From: Beman Dawes (bdawes_at_[hidden])
Date: 2013-12-28 12:54:53

On Fri, Dec 27, 2013 at 10:36 PM, Rene Rivera <grafikrobot_at_[hidden]> wrote:

> On Fri, Dec 27, 2013 at 9:02 PM, Rene Rivera <grafikrobot_at_[hidden]>
> wrote:
> > When I attempt to do an update of the boost superproject I get and error:
> >
> > Froggy:develop grafik$ git pull
> > error: Your local changes to the following files would be overwritten by
> > merge:
> > tools/regression/src/
> > Please, commit your changes or stash them before you can merge.
> > Aborting
> > Froggy:develop grafik$
> >
> > I know I've made changes. I also know I don't want to throw away my
> > changes. I also know that I don't want to merge the upstream changes to
> > that one file. Hence.. How do I do a pull and have git ignore the
> upstream
> > of only that file? (i.e. throw away the upstream changes because I know
> > that my changes supersede them)

● ● ● ● ●

TASKS TO PERFORM:
A) In the mailing-list message about the failed git pull, do these statements agree with the message? (i) The writer denies having made any local changes. (ii) The error message names the path tools/regression/src/. (iii) Git advises committing or stashing the changes before merging. Answer yes or no for each, and quote the words of the message that decide it.
B) Resume the mailing-list message about the failed git pull, writing on from its last sentence.

● ● ● ● ●

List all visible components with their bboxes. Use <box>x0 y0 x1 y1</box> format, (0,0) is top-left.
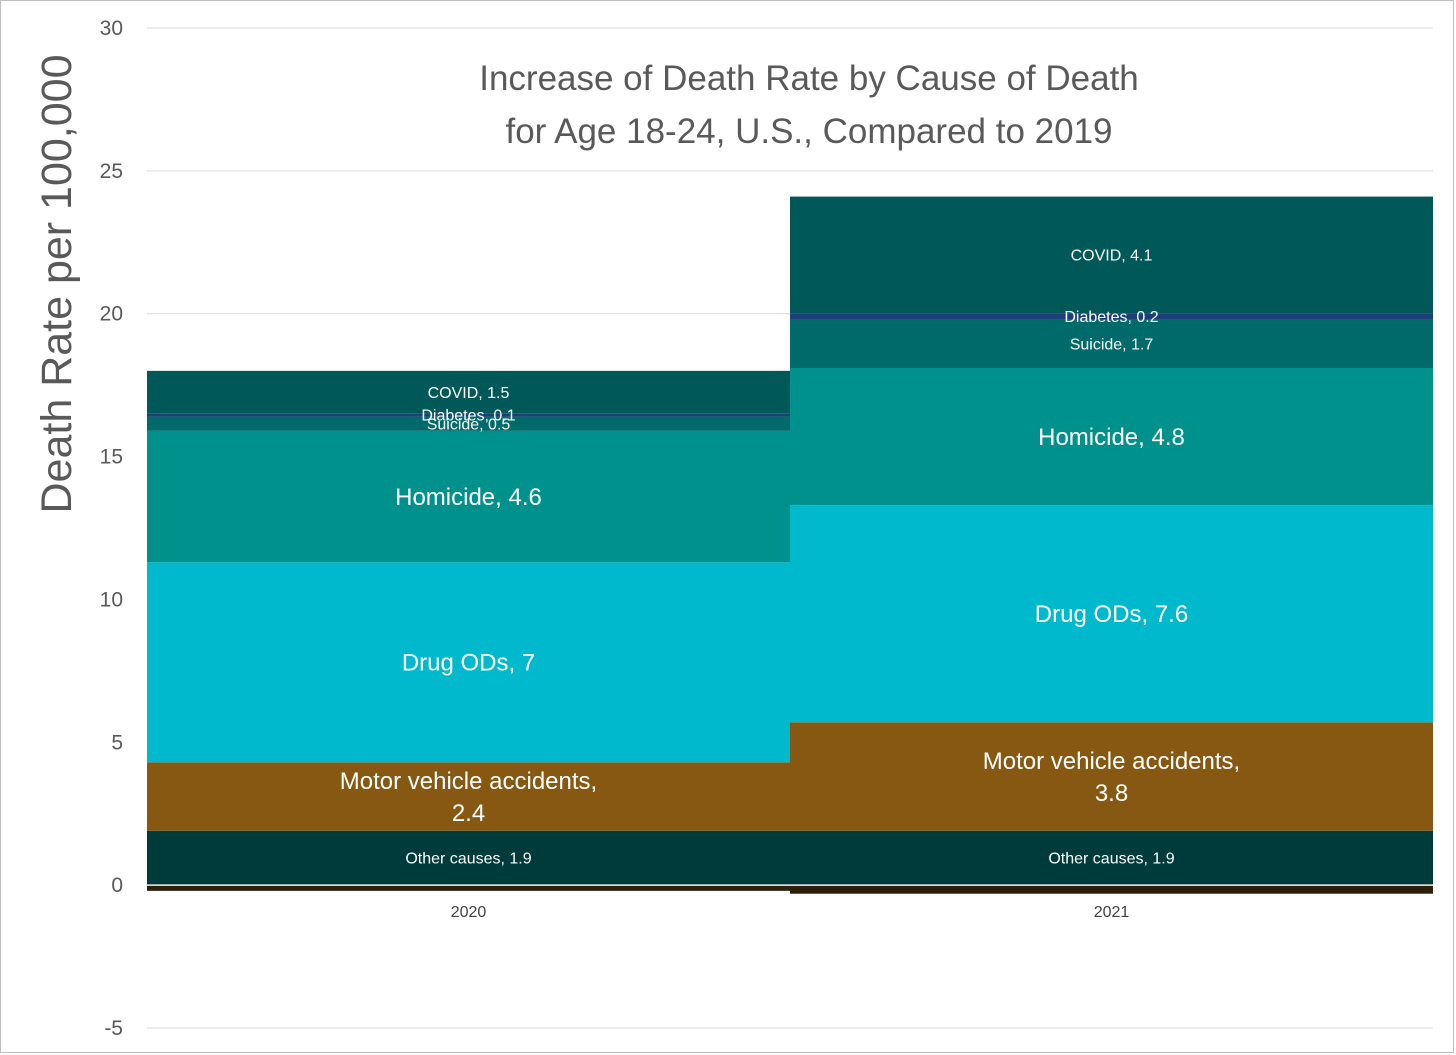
bar-segment-negative-2020 <box>147 885 790 891</box>
bar-segment-suicide-2021 <box>790 319 1433 368</box>
segment-label: Motor vehicle accidents, 2.4 <box>340 768 597 827</box>
segment-label: Diabetes, 0.1 <box>421 408 515 425</box>
bar-segment-negative-2021 <box>790 885 1433 894</box>
segment-label: Other causes, 1.9 <box>1048 851 1174 868</box>
y-tick-label: 30 <box>100 17 123 40</box>
bar-segment-motor-vehicle-accidents-2020 <box>147 762 790 831</box>
segment-label: Suicide, 0.5 <box>427 416 511 433</box>
bar-segment-diabetes-2020 <box>147 413 790 417</box>
bar-segments <box>147 196 1433 894</box>
segment-label: Suicide, 1.7 <box>1070 336 1154 353</box>
segment-label: Diabetes, 0.2 <box>1064 309 1158 326</box>
bar-segment-homicide-2020 <box>147 430 790 563</box>
bar-segment-diabetes-2021 <box>790 313 1433 320</box>
segment-label: Homicide, 4.6 <box>395 484 542 511</box>
y-tick-label: 15 <box>100 446 123 469</box>
chart-title: Increase of Death Rate by Cause of Death <box>479 59 1139 98</box>
y-axis-label: Death Rate per 100,000 <box>33 55 81 514</box>
segment-label: Other causes, 1.9 <box>405 851 531 868</box>
segment-label: Homicide, 4.8 <box>1038 424 1185 451</box>
y-tick-label: 10 <box>100 588 123 611</box>
bar-segment-other-causes-2020 <box>147 830 790 886</box>
segment-label: COVID, 1.5 <box>428 385 510 402</box>
bar-segment-drug-ods-2021 <box>790 505 1433 723</box>
segment-label: Drug ODs, 7 <box>402 650 535 677</box>
segment-labels: Other causes, 1.9 Motor vehicle accidents… <box>340 248 1240 868</box>
y-tick-label: -5 <box>104 1017 123 1040</box>
y-tick-label: 20 <box>100 303 123 326</box>
bar-segment-homicide-2021 <box>790 368 1433 506</box>
bar-segment-suicide-2020 <box>147 416 790 431</box>
bar-segment-motor-vehicle-accidents-2021 <box>790 722 1433 831</box>
bar-segment-drug-ods-2020 <box>147 562 790 763</box>
y-tick-label: 0 <box>111 874 123 897</box>
chart-subtitle: for Age 18-24, U.S., Compared to 2019 <box>505 112 1112 151</box>
axis-labels: -5 0 5 10 15 20 25 30 2020 2021 <box>100 17 1130 1040</box>
y-tick-label: 25 <box>100 160 123 183</box>
bar-segment-covid-2020 <box>147 370 790 414</box>
segment-label: Drug ODs, 7.6 <box>1035 601 1188 628</box>
x-category-label: 2021 <box>1094 904 1130 921</box>
bar-segment-covid-2021 <box>790 196 1433 314</box>
segment-label: COVID, 4.1 <box>1071 248 1153 265</box>
y-tick-label: 5 <box>111 731 123 754</box>
x-category-label: 2020 <box>451 904 487 921</box>
segment-label: Motor vehicle accidents, 3.8 <box>983 748 1240 807</box>
bar-segment-other-causes-2021 <box>790 830 1433 886</box>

● ● ● ● ●

RESULTS BY TASK:
A)
(i) No: "I know I've made changes."
(ii) Yes: "tools/regression/src/"
(iii) Yes: "Please, commit your changes or stash them before you can merge."

B)
> >
> And now that I did a commit to attempt to steamroll over the upstream
> changes.. And to let the pull do a merge.. The merge fails. How the hell do
> I fix this? And how is it that I have yet to come across anything in git
> that is a *single* command :-(

I used to run into those sorts of problems when I first started using git,
but as I gradually learn to use the strengths of git they happen less and
less often. Some suggestions:

* It took me awhile to realize that any changes much above the typo level
happen best on a branch created for the purpose. That branch may well be
private, too. Working of a branch of develop, not develop itself, and
that's particularly true for the super-project or other multi-developer

* Consider stashing, as stashing may well have been the next best option
after branching. Stashing is an easy way to move work out of the way. A
branch can be created and the stashed changes applied to it, leaving
develop ready for a pull. Or the stash just restored after the pull, if for
some reason a branch isn't desired.

* Consider using the merge strategy option, as specifying "-s ours" might
have been the next best option after stashing.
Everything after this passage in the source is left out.